** START Dataset content **

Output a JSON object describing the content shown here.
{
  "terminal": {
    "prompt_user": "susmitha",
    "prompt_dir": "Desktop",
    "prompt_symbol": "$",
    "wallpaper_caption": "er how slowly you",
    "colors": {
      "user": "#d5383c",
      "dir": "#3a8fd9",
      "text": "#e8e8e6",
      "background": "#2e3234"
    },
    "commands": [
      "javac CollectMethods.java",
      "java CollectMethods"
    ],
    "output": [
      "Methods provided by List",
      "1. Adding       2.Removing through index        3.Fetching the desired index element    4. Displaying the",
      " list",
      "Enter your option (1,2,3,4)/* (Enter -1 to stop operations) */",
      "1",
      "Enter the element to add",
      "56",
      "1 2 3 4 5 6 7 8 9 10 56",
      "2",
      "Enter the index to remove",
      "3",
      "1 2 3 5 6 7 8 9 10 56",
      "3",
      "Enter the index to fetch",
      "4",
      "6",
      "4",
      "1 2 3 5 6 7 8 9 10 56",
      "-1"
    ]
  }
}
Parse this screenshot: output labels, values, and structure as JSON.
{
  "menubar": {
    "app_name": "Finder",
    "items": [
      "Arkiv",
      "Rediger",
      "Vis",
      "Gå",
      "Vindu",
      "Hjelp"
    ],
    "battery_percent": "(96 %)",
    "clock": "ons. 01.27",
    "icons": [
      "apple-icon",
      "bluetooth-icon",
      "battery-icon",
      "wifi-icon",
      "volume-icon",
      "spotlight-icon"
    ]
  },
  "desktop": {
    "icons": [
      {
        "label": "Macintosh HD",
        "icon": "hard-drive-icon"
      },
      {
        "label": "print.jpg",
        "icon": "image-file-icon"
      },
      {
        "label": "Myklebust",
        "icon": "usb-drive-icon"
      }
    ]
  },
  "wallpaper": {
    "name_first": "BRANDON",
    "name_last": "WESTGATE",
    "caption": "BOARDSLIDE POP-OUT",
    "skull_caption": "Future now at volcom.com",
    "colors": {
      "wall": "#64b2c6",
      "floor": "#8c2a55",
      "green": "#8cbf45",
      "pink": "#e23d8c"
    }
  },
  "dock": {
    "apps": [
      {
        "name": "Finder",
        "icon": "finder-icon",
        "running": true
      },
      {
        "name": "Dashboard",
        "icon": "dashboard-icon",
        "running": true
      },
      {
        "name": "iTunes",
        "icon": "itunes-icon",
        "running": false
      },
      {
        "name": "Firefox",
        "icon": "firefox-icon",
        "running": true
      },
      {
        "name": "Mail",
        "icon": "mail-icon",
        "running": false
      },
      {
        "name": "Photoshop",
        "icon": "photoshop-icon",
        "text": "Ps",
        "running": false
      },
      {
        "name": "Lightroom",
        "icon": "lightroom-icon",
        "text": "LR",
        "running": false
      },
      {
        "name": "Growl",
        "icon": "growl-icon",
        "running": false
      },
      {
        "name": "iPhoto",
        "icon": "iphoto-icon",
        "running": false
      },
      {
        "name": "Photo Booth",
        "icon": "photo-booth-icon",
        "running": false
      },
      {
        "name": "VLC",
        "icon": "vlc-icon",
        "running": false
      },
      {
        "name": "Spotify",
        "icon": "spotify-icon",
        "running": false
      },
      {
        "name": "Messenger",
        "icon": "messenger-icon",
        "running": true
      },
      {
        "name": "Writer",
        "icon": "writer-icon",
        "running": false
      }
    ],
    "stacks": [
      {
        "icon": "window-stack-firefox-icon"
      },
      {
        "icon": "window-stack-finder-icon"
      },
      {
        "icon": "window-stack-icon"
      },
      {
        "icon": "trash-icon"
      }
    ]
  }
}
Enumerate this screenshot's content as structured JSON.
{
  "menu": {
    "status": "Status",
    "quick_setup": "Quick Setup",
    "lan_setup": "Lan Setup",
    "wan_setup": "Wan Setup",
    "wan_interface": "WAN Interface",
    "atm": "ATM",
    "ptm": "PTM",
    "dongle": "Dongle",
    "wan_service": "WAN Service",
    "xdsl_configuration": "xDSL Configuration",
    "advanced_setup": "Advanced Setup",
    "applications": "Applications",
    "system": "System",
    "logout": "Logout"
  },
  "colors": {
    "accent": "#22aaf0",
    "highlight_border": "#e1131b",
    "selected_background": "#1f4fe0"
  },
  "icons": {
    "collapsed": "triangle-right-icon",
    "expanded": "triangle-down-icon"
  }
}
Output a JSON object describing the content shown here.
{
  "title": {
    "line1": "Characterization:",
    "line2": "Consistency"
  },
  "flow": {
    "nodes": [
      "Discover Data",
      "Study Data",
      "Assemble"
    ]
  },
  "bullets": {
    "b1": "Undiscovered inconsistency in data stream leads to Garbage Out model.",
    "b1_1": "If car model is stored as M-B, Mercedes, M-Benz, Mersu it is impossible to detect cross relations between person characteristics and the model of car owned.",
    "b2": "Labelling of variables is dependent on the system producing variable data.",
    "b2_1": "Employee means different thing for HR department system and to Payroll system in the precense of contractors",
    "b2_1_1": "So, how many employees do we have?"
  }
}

** END Dataset content **

### Exercise description
Set down every line of the listing above again, exactly as given.

### Exercise result
Output a JSON object describing the content shown here.
{
  "terminal": {
    "prompt_user": "susmitha",
    "prompt_dir": "Desktop",
    "prompt_symbol": "$",
    "wallpaper_caption": "er how slowly you",
    "colors": {
      "user": "#d5383c",
      "dir": "#3a8fd9",
      "text": "#e8e8e6",
      "background": "#2e3234"
    },
    "commands": [
      "javac CollectMethods.java",
      "java CollectMethods"
    ],
    "output": [
      "Methods provided by List",
      "1. Adding       2.Removing through index        3.Fetching the desired index element    4. Displaying the",
      " list",
      "Enter your option (1,2,3,4)/* (Enter -1 to stop operations) */",
      "1",
      "Enter the element to add",
      "56",
      "1 2 3 4 5 6 7 8 9 10 56",
      "2",
      "Enter the index to remove",
      "3",
      "1 2 3 5 6 7 8 9 10 56",
      "3",
      "Enter the index to fetch",
      "4",
      "6",
      "4",
      "1 2 3 5 6 7 8 9 10 56",
      "-1"
    ]
  }
}
Parse this screenshot: output labels, values, and structure as JSON.
{
  "menubar": {
    "app_name": "Finder",
    "items": [
      "Arkiv",
      "Rediger",
      "Vis",
      "Gå",
      "Vindu",
      "Hjelp"
    ],
    "battery_percent": "(96 %)",
    "clock": "ons. 01.27",
    "icons": [
      "apple-icon",
      "bluetooth-icon",
      "battery-icon",
      "wifi-icon",
      "volume-icon",
      "spotlight-icon"
    ]
  },
  "desktop": {
    "icons": [
      {
        "label": "Macintosh HD",
        "icon": "hard-drive-icon"
      },
      {
        "label": "print.jpg",
        "icon": "image-file-icon"
      },
      {
        "label": "Myklebust",
        "icon": "usb-drive-icon"
      }
    ]
  },
  "wallpaper": {
    "name_first": "BRANDON",
    "name_last": "WESTGATE",
    "caption": "BOARDSLIDE POP-OUT",
    "skull_caption": "Future now at volcom.com",
    "colors": {
      "wall": "#64b2c6",
      "floor": "#8c2a55",
      "green": "#8cbf45",
      "pink": "#e23d8c"
    }
  },
  "dock": {
    "apps": [
      {
        "name": "Finder",
        "icon": "finder-icon",
        "running": true
      },
      {
        "name": "Dashboard",
        "icon": "dashboard-icon",
        "running": true
      },
      {
        "name": "iTunes",
        "icon": "itunes-icon",
        "running": false
      },
      {
        "name": "Firefox",
        "icon": "firefox-icon",
        "running": true
      },
      {
        "name": "Mail",
        "icon": "mail-icon",
        "running": false
      },
      {
        "name": "Photoshop",
        "icon": "photoshop-icon",
        "text": "Ps",
        "running": false
      },
      {
        "name": "Lightroom",
        "icon": "lightroom-icon",
        "text": "LR",
        "running": false
      },
      {
        "name": "Growl",
        "icon": "growl-icon",
        "running": false
      },
      {
        "name": "iPhoto",
        "icon": "iphoto-icon",
        "running": false
      },
      {
        "name": "Photo Booth",
        "icon": "photo-booth-icon",
        "running": false
      },
      {
        "name": "VLC",
        "icon": "vlc-icon",
        "running": false
      },
      {
        "name": "Spotify",
        "icon": "spotify-icon",
        "running": false
      },
      {
        "name": "Messenger",
        "icon": "messenger-icon",
        "running": true
      },
      {
        "name": "Writer",
        "icon": "writer-icon",
        "running": false
      }
    ],
    "stacks": [
      {
        "icon": "window-stack-firefox-icon"
      },
      {
        "icon": "window-stack-finder-icon"
      },
      {
        "icon": "window-stack-icon"
      },
      {
        "icon": "trash-icon"
      }
    ]
  }
}
Enumerate this screenshot's content as structured JSON.
{
  "menu": {
    "status": "Status",
    "quick_setup": "Quick Setup",
    "lan_setup": "Lan Setup",
    "wan_setup": "Wan Setup",
    "wan_interface": "WAN Interface",
    "atm": "ATM",
    "ptm": "PTM",
    "dongle": "Dongle",
    "wan_service": "WAN Service",
    "xdsl_configuration": "xDSL Configuration",
    "advanced_setup": "Advanced Setup",
    "applications": "Applications",
    "system": "System",
    "logout": "Logout"
  },
  "colors": {
    "accent": "#22aaf0",
    "highlight_border": "#e1131b",
    "selected_background": "#1f4fe0"
  },
  "icons": {
    "collapsed": "triangle-right-icon",
    "expanded": "triangle-down-icon"
  }
}
Output a JSON object describing the content shown here.
{
  "title": {
    "line1": "Characterization:",
    "line2": "Consistency"
  },
  "flow": {
    "nodes": [
      "Discover Data",
      "Study Data",
      "Assemble"
    ]
  },
  "bullets": {
    "b1": "Undiscovered inconsistency in data stream leads to Garbage Out model.",
    "b1_1": "If car model is stored as M-B, Mercedes, M-Benz, Mersu it is impossible to detect cross relations between person characteristics and the model of car owned.",
    "b2": "Labelling of variables is dependent on the system producing variable data.",
    "b2_1": "Employee means different thing for HR department system and to Payroll system in the precense of contractors",
    "b2_1_1": "So, how many employees do we have?"
  }
}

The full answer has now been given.